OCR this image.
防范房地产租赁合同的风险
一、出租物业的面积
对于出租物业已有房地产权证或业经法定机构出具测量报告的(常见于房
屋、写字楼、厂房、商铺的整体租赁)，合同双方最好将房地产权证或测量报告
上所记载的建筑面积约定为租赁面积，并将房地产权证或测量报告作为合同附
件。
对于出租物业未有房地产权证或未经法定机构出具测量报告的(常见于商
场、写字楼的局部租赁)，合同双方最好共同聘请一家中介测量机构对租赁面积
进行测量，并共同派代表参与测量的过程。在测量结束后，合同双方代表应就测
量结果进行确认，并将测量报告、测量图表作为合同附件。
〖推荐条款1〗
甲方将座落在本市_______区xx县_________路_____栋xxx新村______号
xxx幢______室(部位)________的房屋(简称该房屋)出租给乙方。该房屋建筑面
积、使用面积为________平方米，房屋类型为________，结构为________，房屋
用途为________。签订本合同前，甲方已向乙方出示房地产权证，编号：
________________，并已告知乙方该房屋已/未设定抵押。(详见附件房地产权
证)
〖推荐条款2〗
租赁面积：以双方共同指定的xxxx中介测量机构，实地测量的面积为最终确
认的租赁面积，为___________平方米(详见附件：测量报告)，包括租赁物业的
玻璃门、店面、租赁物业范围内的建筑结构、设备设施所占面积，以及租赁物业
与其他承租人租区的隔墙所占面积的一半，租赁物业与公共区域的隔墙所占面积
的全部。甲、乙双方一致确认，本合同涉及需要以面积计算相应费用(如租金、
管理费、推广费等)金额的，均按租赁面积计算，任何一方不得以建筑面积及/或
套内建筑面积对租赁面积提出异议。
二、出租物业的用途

## What to produce
Reproduce the listing in full. Keep it exactly as written.

## Full response
OCR this image.
防范房地产租赁合同的风险
一、出租物业的面积
对于出租物业已有房地产权证或业经法定机构出具测量报告的(常见于房
屋、写字楼、厂房、商铺的整体租赁)，合同双方最好将房地产权证或测量报告
上所记载的建筑面积约定为租赁面积，并将房地产权证或测量报告作为合同附
件。
对于出租物业未有房地产权证或未经法定机构出具测量报告的(常见于商
场、写字楼的局部租赁)，合同双方最好共同聘请一家中介测量机构对租赁面积
进行测量，并共同派代表参与测量的过程。在测量结束后，合同双方代表应就测
量结果进行确认，并将测量报告、测量图表作为合同附件。
〖推荐条款1〗
甲方将座落在本市_______区xx县_________路_____栋xxx新村______号
xxx幢______室(部位)________的房屋(简称该房屋)出租给乙方。该房屋建筑面
积、使用面积为________平方米，房屋类型为________，结构为________，房屋
用途为________。签订本合同前，甲方已向乙方出示房地产权证，编号：
________________，并已告知乙方该房屋已/未设定抵押。(详见附件房地产权
证)
〖推荐条款2〗
租赁面积：以双方共同指定的xxxx中介测量机构，实地测量的面积为最终确
认的租赁面积，为___________平方米(详见附件：测量报告)，包括租赁物业的
玻璃门、店面、租赁物业范围内的建筑结构、设备设施所占面积，以及租赁物业
与其他承租人租区的隔墙所占面积的一半，租赁物业与公共区域的隔墙所占面积
的全部。甲、乙双方一致确认，本合同涉及需要以面积计算相应费用(如租金、
管理费、推广费等)金额的，均按租赁面积计算，任何一方不得以建筑面积及/或
套内建筑面积对租赁面积提出异议。
二、出租物业的用途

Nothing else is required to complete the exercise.